Items listed in a dataset:
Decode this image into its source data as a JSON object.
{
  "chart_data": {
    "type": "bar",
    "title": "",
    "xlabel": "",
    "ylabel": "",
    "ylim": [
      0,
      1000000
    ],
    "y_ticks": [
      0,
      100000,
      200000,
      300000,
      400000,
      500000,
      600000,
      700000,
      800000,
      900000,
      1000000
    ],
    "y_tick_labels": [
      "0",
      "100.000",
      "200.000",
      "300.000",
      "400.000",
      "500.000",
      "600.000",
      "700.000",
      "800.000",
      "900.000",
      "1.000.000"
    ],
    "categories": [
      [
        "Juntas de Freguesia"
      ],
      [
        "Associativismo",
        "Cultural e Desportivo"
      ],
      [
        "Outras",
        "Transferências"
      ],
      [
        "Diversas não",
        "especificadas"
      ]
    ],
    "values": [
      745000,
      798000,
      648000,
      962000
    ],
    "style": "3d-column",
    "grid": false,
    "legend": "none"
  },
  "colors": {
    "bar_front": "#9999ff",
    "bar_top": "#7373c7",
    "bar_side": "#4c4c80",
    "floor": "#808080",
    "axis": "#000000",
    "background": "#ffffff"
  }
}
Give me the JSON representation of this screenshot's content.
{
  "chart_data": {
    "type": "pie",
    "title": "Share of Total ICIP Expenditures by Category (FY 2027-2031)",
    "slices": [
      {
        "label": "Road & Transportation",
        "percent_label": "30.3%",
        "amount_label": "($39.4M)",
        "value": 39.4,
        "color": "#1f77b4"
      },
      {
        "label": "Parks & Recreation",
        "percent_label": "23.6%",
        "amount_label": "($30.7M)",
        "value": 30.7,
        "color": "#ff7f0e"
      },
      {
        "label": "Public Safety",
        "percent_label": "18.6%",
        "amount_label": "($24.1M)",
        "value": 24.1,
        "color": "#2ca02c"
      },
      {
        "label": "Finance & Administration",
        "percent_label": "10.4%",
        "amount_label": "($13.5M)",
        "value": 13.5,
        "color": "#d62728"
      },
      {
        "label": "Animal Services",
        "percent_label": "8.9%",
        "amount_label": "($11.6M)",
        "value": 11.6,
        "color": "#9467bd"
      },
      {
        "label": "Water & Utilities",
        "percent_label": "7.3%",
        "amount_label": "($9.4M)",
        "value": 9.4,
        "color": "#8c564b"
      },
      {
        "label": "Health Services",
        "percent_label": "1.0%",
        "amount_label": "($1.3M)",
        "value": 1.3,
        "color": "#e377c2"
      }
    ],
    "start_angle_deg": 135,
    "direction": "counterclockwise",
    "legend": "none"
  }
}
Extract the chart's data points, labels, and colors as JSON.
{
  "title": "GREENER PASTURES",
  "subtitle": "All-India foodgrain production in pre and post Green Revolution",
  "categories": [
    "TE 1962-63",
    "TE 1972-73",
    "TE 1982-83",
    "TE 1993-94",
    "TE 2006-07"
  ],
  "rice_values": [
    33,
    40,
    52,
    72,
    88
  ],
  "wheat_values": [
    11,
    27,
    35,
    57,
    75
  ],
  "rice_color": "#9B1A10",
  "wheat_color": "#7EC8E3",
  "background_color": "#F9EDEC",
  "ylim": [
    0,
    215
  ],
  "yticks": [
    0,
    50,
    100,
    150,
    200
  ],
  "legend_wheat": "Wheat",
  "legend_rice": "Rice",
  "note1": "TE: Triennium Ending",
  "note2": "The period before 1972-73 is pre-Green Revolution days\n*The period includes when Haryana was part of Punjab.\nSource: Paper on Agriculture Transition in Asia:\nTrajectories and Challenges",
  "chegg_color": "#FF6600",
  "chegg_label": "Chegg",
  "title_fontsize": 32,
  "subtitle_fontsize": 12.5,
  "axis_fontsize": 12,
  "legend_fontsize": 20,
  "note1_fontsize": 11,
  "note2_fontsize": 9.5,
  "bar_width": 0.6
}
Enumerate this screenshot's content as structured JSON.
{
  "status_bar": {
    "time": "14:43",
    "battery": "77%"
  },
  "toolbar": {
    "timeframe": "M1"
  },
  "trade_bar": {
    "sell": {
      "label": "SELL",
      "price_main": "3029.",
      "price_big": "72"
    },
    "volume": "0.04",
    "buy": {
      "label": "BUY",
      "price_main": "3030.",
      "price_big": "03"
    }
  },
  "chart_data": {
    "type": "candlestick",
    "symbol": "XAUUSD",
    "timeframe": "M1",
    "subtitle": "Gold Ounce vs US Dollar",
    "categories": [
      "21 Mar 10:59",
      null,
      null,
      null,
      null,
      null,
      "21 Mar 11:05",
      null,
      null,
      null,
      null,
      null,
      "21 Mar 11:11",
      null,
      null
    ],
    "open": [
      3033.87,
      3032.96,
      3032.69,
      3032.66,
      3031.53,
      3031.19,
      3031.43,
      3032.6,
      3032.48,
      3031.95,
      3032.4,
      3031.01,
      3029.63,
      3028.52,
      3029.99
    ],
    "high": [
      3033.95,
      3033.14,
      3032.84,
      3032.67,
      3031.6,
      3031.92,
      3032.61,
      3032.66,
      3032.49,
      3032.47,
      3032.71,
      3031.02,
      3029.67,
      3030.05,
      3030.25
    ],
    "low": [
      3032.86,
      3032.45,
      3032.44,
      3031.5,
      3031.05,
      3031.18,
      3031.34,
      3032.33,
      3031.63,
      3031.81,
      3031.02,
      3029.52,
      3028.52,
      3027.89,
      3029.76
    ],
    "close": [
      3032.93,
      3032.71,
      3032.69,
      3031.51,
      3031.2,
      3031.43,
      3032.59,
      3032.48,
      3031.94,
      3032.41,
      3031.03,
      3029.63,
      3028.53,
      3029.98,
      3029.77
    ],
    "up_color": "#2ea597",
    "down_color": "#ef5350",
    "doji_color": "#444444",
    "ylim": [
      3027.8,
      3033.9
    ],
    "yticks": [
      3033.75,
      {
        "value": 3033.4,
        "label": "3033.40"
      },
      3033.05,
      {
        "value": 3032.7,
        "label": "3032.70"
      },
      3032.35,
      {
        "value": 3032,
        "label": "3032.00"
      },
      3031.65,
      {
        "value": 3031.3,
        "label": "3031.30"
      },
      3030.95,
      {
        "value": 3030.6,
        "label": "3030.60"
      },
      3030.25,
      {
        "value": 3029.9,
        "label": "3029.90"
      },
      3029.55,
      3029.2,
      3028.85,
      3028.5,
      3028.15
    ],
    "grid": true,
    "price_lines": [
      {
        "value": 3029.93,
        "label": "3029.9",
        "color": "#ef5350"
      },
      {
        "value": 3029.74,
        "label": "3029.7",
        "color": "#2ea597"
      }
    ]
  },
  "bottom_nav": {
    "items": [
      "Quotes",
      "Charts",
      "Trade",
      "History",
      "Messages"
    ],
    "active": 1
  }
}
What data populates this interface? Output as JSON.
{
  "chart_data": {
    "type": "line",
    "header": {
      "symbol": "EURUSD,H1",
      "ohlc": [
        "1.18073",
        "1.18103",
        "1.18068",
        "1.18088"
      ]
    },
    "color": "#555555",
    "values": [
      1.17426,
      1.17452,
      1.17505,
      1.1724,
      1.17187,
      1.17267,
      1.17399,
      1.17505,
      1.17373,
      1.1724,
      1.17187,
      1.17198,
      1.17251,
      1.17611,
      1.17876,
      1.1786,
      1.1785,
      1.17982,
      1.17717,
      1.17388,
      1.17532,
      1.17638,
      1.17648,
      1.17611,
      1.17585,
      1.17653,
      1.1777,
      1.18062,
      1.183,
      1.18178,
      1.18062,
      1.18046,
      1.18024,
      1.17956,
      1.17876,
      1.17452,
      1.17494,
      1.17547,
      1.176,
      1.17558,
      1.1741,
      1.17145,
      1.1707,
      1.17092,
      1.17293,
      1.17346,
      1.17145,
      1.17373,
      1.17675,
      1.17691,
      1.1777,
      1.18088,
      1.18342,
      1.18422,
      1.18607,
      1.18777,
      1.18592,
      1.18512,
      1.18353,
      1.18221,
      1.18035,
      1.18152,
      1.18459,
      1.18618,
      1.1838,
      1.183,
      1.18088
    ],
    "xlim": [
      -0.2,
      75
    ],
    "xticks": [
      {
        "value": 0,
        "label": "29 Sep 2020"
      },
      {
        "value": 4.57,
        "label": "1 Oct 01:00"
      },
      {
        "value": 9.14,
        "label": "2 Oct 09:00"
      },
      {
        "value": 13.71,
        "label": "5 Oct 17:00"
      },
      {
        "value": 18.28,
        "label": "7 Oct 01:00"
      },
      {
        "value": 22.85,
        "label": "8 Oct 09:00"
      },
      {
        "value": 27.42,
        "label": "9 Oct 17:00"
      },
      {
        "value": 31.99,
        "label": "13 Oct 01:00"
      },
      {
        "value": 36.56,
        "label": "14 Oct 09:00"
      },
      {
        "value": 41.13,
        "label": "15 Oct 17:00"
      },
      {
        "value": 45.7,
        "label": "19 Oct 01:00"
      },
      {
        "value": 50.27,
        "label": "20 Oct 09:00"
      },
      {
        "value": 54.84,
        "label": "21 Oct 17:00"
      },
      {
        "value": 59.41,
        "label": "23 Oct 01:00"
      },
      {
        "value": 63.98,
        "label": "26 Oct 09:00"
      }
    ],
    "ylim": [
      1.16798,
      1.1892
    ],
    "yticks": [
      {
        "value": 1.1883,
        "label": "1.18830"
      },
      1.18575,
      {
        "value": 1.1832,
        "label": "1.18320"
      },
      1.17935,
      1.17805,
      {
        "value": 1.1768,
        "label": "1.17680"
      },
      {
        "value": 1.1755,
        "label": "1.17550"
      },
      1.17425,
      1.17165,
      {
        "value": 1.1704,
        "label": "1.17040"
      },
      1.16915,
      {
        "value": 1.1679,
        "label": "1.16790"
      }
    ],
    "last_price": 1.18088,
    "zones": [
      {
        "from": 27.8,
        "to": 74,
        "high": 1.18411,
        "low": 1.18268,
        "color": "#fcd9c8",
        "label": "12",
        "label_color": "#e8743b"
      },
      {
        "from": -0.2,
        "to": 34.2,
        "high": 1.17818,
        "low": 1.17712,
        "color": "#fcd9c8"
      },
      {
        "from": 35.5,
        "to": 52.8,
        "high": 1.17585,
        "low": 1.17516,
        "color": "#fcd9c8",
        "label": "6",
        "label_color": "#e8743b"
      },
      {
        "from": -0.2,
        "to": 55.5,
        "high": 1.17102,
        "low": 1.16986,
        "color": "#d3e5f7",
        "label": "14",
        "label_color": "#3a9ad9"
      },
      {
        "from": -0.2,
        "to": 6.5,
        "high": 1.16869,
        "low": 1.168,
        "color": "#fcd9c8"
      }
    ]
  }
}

## REQUIRED WORK
Tally the lines in the entries above that hold the word "Revolution". Reply with nothing but that count.

## OUTPUT
2